**Required work**
From the entries below, gather every line containing the string "this".
** START Working data **
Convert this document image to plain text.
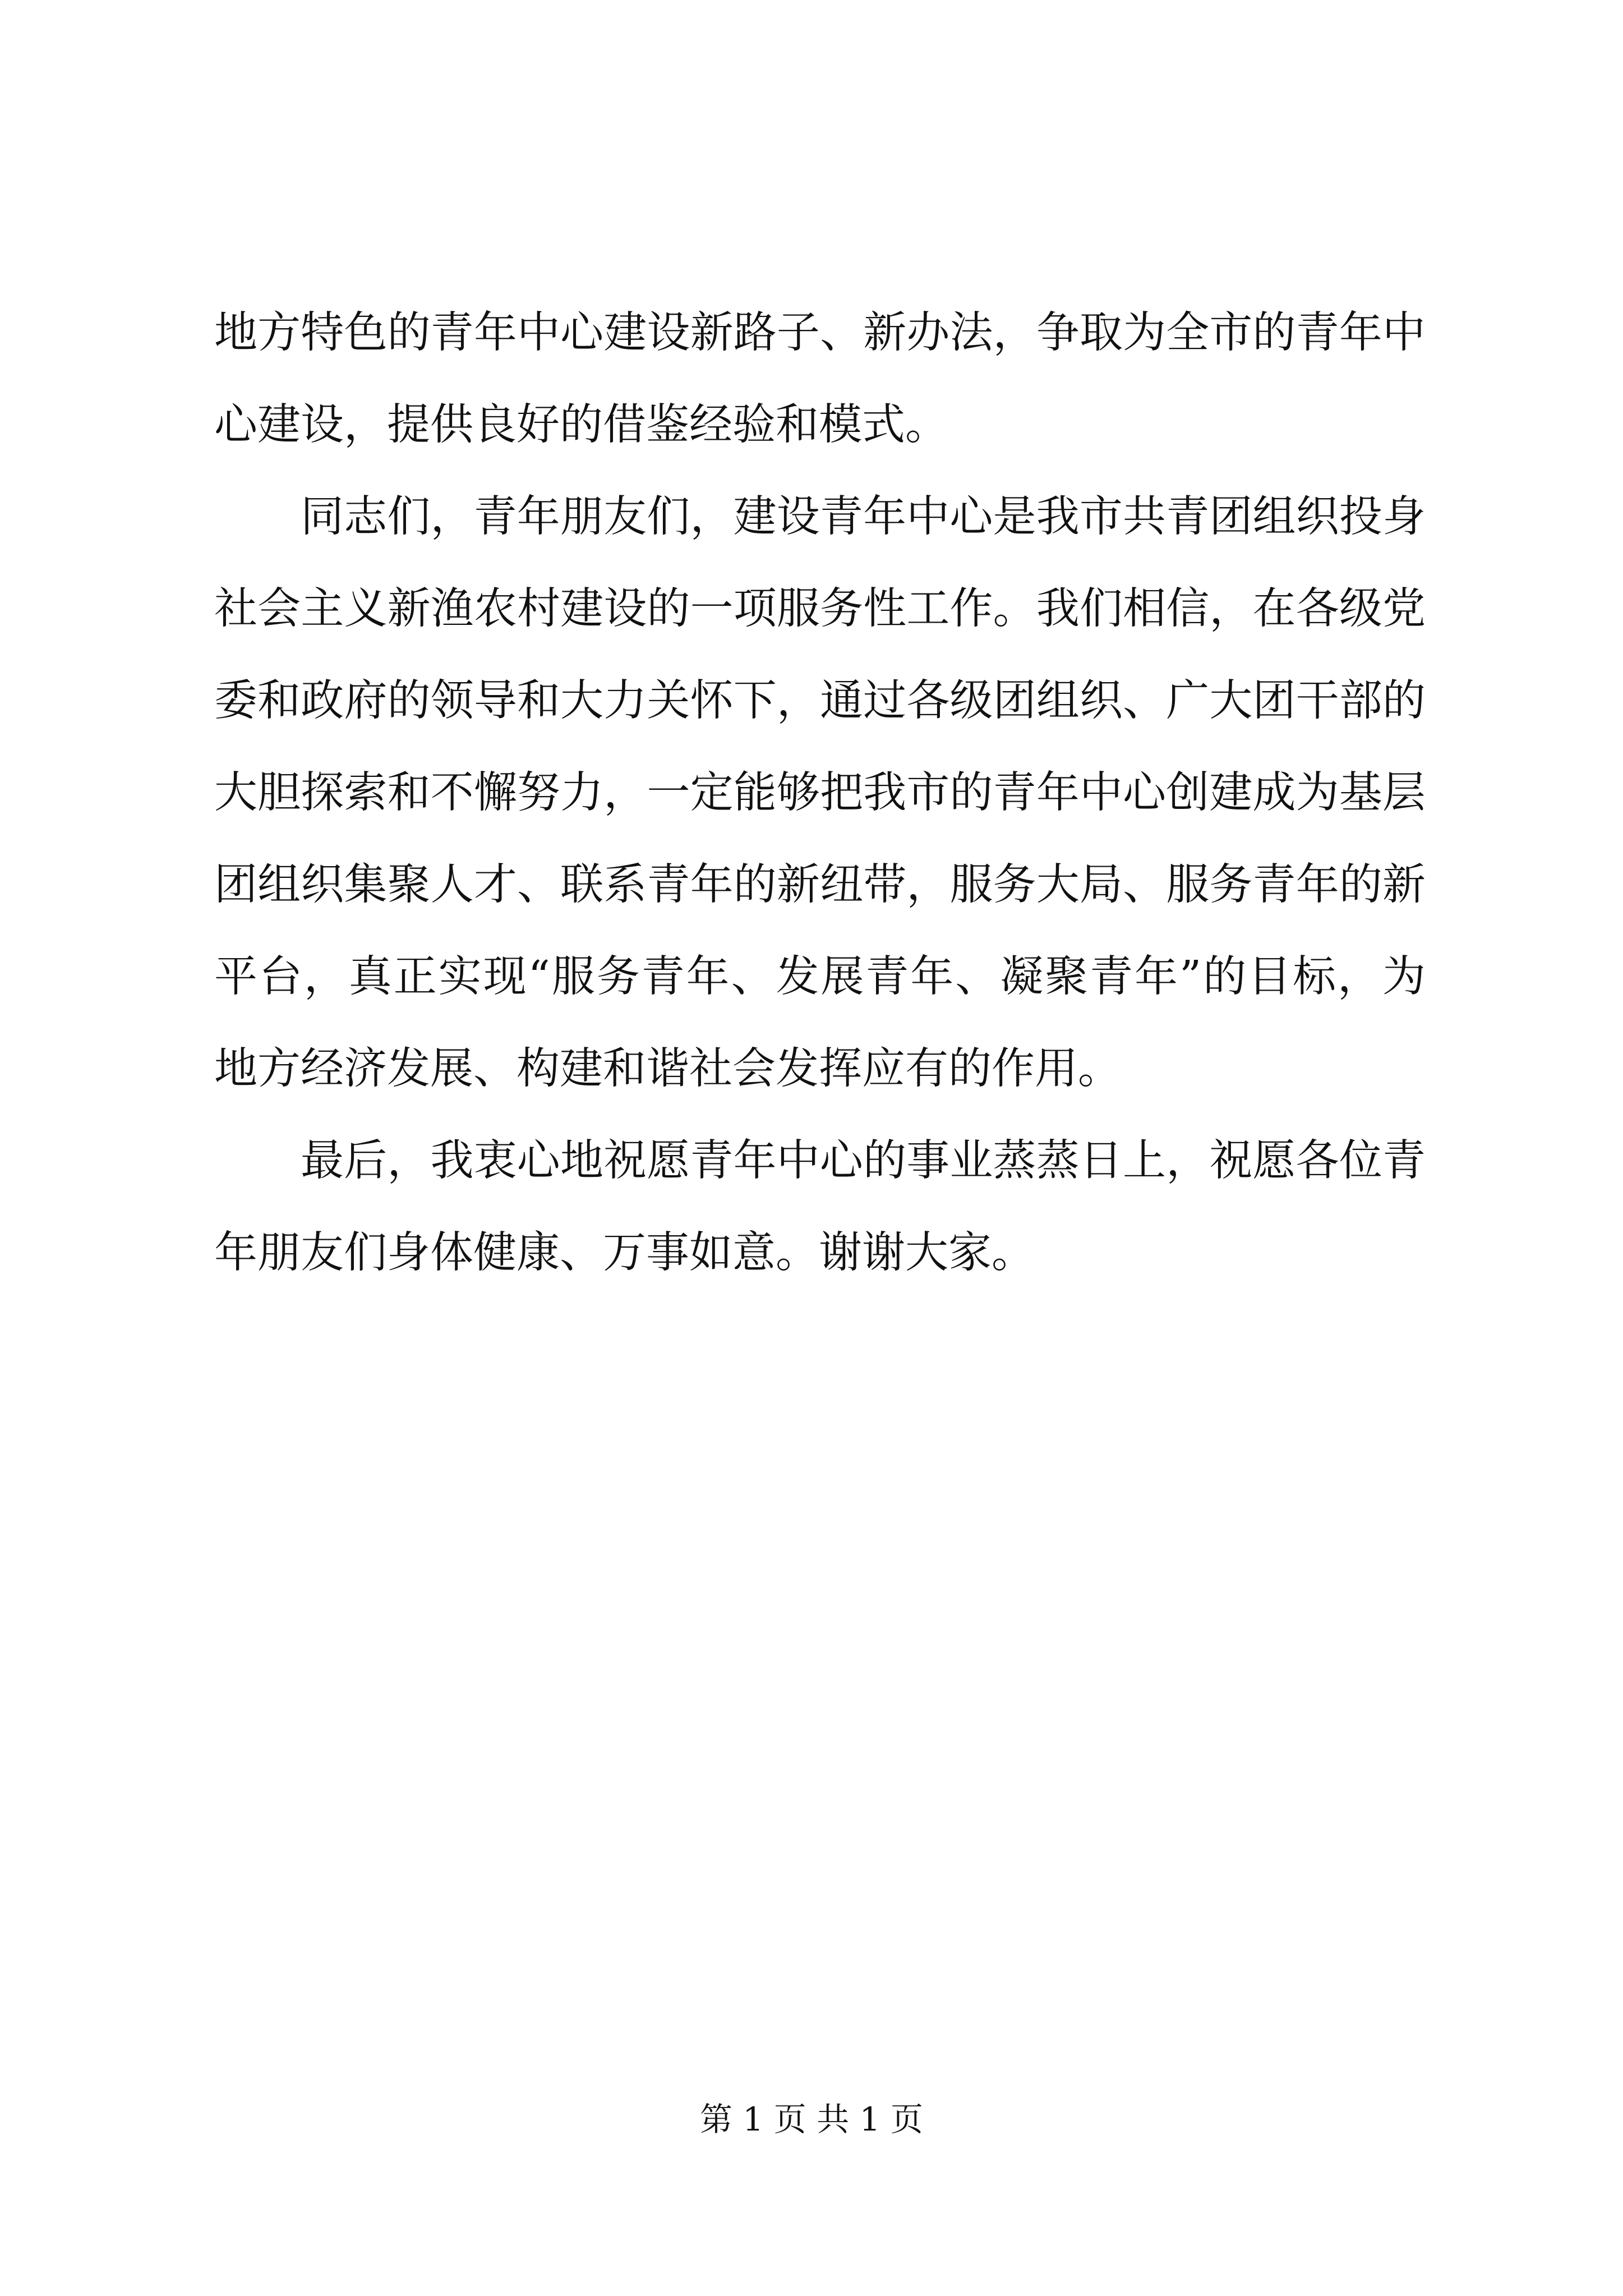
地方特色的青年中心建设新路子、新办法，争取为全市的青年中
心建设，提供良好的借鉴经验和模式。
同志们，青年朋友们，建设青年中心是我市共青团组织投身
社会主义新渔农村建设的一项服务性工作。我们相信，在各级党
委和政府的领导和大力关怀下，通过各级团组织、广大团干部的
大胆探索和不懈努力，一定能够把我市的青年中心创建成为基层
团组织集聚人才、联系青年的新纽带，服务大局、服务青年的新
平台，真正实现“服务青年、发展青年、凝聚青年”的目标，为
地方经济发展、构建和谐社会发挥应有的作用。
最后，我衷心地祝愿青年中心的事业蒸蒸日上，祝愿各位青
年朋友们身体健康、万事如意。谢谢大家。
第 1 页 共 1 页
** END Working data **
** START Working data **
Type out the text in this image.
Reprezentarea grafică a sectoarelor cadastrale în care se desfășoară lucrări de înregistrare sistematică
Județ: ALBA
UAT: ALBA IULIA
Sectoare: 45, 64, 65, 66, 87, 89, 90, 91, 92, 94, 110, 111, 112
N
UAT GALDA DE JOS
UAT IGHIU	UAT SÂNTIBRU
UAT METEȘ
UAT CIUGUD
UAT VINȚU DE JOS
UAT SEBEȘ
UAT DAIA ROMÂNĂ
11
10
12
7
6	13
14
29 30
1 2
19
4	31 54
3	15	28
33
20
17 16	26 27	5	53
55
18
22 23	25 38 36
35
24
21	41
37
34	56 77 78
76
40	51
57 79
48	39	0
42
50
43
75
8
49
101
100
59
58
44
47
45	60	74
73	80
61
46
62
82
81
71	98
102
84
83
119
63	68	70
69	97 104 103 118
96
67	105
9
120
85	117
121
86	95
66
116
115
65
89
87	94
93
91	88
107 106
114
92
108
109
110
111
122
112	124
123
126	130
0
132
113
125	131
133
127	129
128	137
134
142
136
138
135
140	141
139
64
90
** END Working data **
**Response to the task**
Convert this document image to plain text.
Type out the text in this image.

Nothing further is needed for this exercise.